**SHORT TASK**
All records below must be retyped exactly.

**ENTRIES PROVIDED**
>>>>

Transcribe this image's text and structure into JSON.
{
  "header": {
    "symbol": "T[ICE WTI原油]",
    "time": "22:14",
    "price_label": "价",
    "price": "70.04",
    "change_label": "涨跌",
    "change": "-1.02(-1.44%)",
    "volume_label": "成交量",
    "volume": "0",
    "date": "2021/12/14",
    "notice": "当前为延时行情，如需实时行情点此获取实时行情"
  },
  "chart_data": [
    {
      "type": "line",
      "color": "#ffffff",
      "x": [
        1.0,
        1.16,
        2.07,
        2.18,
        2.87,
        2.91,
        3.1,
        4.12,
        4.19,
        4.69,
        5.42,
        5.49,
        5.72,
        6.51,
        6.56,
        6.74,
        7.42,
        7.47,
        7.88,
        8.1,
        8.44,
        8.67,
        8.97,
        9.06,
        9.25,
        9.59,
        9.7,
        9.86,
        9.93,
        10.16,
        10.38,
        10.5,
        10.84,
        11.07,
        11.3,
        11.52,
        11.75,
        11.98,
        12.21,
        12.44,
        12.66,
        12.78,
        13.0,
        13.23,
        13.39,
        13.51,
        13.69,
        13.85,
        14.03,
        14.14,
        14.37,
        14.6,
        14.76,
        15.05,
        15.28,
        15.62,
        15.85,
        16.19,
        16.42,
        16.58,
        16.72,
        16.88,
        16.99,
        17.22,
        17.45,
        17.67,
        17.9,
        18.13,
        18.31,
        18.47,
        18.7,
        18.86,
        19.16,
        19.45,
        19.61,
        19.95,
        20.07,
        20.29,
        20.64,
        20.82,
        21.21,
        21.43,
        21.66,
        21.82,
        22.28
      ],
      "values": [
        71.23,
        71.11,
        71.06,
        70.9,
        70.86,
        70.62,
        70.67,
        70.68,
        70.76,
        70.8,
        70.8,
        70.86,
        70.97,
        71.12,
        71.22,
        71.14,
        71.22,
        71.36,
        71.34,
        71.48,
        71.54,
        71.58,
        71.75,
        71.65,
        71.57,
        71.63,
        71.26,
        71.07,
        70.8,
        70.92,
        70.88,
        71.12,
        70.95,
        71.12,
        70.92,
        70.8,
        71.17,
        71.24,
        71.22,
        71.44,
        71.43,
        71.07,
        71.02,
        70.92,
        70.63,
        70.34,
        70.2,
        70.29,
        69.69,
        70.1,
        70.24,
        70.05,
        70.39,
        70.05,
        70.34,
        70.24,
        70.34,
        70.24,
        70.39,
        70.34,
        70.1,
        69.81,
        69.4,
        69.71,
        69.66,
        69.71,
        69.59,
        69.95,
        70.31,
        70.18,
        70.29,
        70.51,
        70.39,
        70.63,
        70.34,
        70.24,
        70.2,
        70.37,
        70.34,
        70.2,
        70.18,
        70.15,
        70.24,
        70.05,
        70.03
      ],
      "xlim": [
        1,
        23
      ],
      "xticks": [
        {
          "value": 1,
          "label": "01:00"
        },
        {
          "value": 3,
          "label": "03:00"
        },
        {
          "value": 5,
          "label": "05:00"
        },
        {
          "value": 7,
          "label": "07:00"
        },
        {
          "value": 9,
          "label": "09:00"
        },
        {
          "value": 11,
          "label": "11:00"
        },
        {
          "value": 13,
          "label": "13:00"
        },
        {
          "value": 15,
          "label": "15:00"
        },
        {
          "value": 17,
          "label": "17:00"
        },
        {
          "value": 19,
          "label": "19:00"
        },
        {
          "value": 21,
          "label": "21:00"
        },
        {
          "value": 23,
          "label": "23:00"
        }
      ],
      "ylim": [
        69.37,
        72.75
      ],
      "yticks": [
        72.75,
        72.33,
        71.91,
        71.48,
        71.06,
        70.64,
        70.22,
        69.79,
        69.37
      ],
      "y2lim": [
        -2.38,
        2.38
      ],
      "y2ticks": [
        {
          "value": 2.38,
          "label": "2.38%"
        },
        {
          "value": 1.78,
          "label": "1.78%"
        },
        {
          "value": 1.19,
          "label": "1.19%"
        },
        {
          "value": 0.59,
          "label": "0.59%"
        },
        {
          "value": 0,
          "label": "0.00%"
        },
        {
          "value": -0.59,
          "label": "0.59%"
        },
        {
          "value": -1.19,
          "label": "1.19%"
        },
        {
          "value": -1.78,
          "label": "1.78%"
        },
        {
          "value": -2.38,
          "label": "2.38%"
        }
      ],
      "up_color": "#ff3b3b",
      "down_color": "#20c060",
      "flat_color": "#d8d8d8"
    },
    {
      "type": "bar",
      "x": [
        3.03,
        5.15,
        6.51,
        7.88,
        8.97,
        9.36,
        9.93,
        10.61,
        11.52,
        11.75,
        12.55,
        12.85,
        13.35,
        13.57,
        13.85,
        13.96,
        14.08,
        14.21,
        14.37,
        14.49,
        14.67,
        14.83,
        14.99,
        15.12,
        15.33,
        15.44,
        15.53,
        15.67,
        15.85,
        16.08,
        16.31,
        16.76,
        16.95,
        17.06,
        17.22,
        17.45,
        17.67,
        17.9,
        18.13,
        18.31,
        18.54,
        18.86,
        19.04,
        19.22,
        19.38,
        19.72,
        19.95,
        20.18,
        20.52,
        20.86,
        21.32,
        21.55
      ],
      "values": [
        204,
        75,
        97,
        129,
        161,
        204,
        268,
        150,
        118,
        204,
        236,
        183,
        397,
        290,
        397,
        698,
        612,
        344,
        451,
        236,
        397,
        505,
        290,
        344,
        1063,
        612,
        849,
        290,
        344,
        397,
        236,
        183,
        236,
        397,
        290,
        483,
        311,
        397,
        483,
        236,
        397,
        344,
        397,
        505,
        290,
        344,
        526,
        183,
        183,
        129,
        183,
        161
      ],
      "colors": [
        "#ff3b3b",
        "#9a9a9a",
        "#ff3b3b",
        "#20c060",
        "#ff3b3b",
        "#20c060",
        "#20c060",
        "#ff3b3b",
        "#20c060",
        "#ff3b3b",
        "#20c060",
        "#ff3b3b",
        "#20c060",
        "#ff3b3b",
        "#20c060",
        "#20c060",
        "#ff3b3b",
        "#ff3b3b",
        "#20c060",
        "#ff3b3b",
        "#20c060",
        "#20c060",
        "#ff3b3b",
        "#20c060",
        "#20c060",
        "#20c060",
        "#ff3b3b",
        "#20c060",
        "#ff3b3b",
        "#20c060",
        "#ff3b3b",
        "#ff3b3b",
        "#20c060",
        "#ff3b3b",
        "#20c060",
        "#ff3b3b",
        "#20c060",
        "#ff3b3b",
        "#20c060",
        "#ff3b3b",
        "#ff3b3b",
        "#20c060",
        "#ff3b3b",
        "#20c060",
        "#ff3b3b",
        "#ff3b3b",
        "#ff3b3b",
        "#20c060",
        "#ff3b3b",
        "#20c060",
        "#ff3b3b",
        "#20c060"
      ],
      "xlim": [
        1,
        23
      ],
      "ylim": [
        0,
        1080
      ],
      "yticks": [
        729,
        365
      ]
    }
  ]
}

<<<<

**SOLUTION TO THIS EXERCISE**
Transcribe this image's text and structure into JSON.
{
  "header": {
    "symbol": "T[ICE WTI原油]",
    "time": "22:14",
    "price_label": "价",
    "price": "70.04",
    "change_label": "涨跌",
    "change": "-1.02(-1.44%)",
    "volume_label": "成交量",
    "volume": "0",
    "date": "2021/12/14",
    "notice": "当前为延时行情，如需实时行情点此获取实时行情"
  },
  "chart_data": [
    {
      "type": "line",
      "color": "#ffffff",
      "x": [
        1.0,
        1.16,
        2.07,
        2.18,
        2.87,
        2.91,
        3.1,
        4.12,
        4.19,
        4.69,
        5.42,
        5.49,
        5.72,
        6.51,
        6.56,
        6.74,
        7.42,
        7.47,
        7.88,
        8.1,
        8.44,
        8.67,
        8.97,
        9.06,
        9.25,
        9.59,
        9.7,
        9.86,
        9.93,
        10.16,
        10.38,
        10.5,
        10.84,
        11.07,
        11.3,
        11.52,
        11.75,
        11.98,
        12.21,
        12.44,
        12.66,
        12.78,
        13.0,
        13.23,
        13.39,
        13.51,
        13.69,
        13.85,
        14.03,
        14.14,
        14.37,
        14.6,
        14.76,
        15.05,
        15.28,
        15.62,
        15.85,
        16.19,
        16.42,
        16.58,
        16.72,
        16.88,
        16.99,
        17.22,
        17.45,
        17.67,
        17.9,
        18.13,
        18.31,
        18.47,
        18.7,
        18.86,
        19.16,
        19.45,
        19.61,
        19.95,
        20.07,
        20.29,
        20.64,
        20.82,
        21.21,
        21.43,
        21.66,
        21.82,
        22.28
      ],
      "values": [
        71.23,
        71.11,
        71.06,
        70.9,
        70.86,
        70.62,
        70.67,
        70.68,
        70.76,
        70.8,
        70.8,
        70.86,
        70.97,
        71.12,
        71.22,
        71.14,
        71.22,
        71.36,
        71.34,
        71.48,
        71.54,
        71.58,
        71.75,
        71.65,
        71.57,
        71.63,
        71.26,
        71.07,
        70.8,
        70.92,
        70.88,
        71.12,
        70.95,
        71.12,
        70.92,
        70.8,
        71.17,
        71.24,
        71.22,
        71.44,
        71.43,
        71.07,
        71.02,
        70.92,
        70.63,
        70.34,
        70.2,
        70.29,
        69.69,
        70.1,
        70.24,
        70.05,
        70.39,
        70.05,
        70.34,
        70.24,
        70.34,
        70.24,
        70.39,
        70.34,
        70.1,
        69.81,
        69.4,
        69.71,
        69.66,
        69.71,
        69.59,
        69.95,
        70.31,
        70.18,
        70.29,
        70.51,
        70.39,
        70.63,
        70.34,
        70.24,
        70.2,
        70.37,
        70.34,
        70.2,
        70.18,
        70.15,
        70.24,
        70.05,
        70.03
      ],
      "xlim": [
        1,
        23
      ],
      "xticks": [
        {
          "value": 1,
          "label": "01:00"
        },
        {
          "value": 3,
          "label": "03:00"
        },
        {
          "value": 5,
          "label": "05:00"
        },
        {
          "value": 7,
          "label": "07:00"
        },
        {
          "value": 9,
          "label": "09:00"
        },
        {
          "value": 11,
          "label": "11:00"
        },
        {
          "value": 13,
          "label": "13:00"
        },
        {
          "value": 15,
          "label": "15:00"
        },
        {
          "value": 17,
          "label": "17:00"
        },
        {
          "value": 19,
          "label": "19:00"
        },
        {
          "value": 21,
          "label": "21:00"
        },
        {
          "value": 23,
          "label": "23:00"
        }
      ],
      "ylim": [
        69.37,
        72.75
      ],
      "yticks": [
        72.75,
        72.33,
        71.91,
        71.48,
        71.06,
        70.64,
        70.22,
        69.79,
        69.37
      ],
      "y2lim": [
        -2.38,
        2.38
      ],
      "y2ticks": [
        {
          "value": 2.38,
          "label": "2.38%"
        },
        {
          "value": 1.78,
          "label": "1.78%"
        },
        {
          "value": 1.19,
          "label": "1.19%"
        },
        {
          "value": 0.59,
          "label": "0.59%"
        },
        {
          "value": 0,
          "label": "0.00%"
        },
        {
          "value": -0.59,
          "label": "0.59%"
        },
        {
          "value": -1.19,
          "label": "1.19%"
        },
        {
          "value": -1.78,
          "label": "1.78%"
        },
        {
          "value": -2.38,
          "label": "2.38%"
        }
      ],
      "up_color": "#ff3b3b",
      "down_color": "#20c060",
      "flat_color": "#d8d8d8"
    },
    {
      "type": "bar",
      "x": [
        3.03,
        5.15,
        6.51,
        7.88,
        8.97,
        9.36,
        9.93,
        10.61,
        11.52,
        11.75,
        12.55,
        12.85,
        13.35,
        13.57,
        13.85,
        13.96,
        14.08,
        14.21,
        14.37,
        14.49,
        14.67,
        14.83,
        14.99,
        15.12,
        15.33,
        15.44,
        15.53,
        15.67,
        15.85,
        16.08,
        16.31,
        16.76,
        16.95,
        17.06,
        17.22,
        17.45,
        17.67,
        17.9,
        18.13,
        18.31,
        18.54,
        18.86,
        19.04,
        19.22,
        19.38,
        19.72,
        19.95,
        20.18,
        20.52,
        20.86,
        21.32,
        21.55
      ],
      "values": [
        204,
        75,
        97,
        129,
        161,
        204,
        268,
        150,
        118,
        204,
        236,
        183,
        397,
        290,
        397,
        698,
        612,
        344,
        451,
        236,
        397,
        505,
        290,
        344,
        1063,
        612,
        849,
        290,
        344,
        397,
        236,
        183,
        236,
        397,
        290,
        483,
        311,
        397,
        483,
        236,
        397,
        344,
        397,
        505,
        290,
        344,
        526,
        183,
        183,
        129,
        183,
        161
      ],
      "colors": [
        "#ff3b3b",
        "#9a9a9a",
        "#ff3b3b",
        "#20c060",
        "#ff3b3b",
        "#20c060",
        "#20c060",
        "#ff3b3b",
        "#20c060",
        "#ff3b3b",
        "#20c060",
        "#ff3b3b",
        "#20c060",
        "#ff3b3b",
        "#20c060",
        "#20c060",
        "#ff3b3b",
        "#ff3b3b",
        "#20c060",
        "#ff3b3b",
        "#20c060",
        "#20c060",
        "#ff3b3b",
        "#20c060",
        "#20c060",
        "#20c060",
        "#ff3b3b",
        "#20c060",
        "#ff3b3b",
        "#20c060",
        "#ff3b3b",
        "#ff3b3b",
        "#20c060",
        "#ff3b3b",
        "#20c060",
        "#ff3b3b",
        "#20c060",
        "#ff3b3b",
        "#20c060",
        "#ff3b3b",
        "#ff3b3b",
        "#20c060",
        "#ff3b3b",
        "#20c060",
        "#ff3b3b",
        "#ff3b3b",
        "#ff3b3b",
        "#20c060",
        "#ff3b3b",
        "#20c060",
        "#ff3b3b",
        "#20c060"
      ],
      "xlim": [
        1,
        23
      ],
      "ylim": [
        0,
        1080
      ],
      "yticks": [
        729,
        365
      ]
    }
  ]
}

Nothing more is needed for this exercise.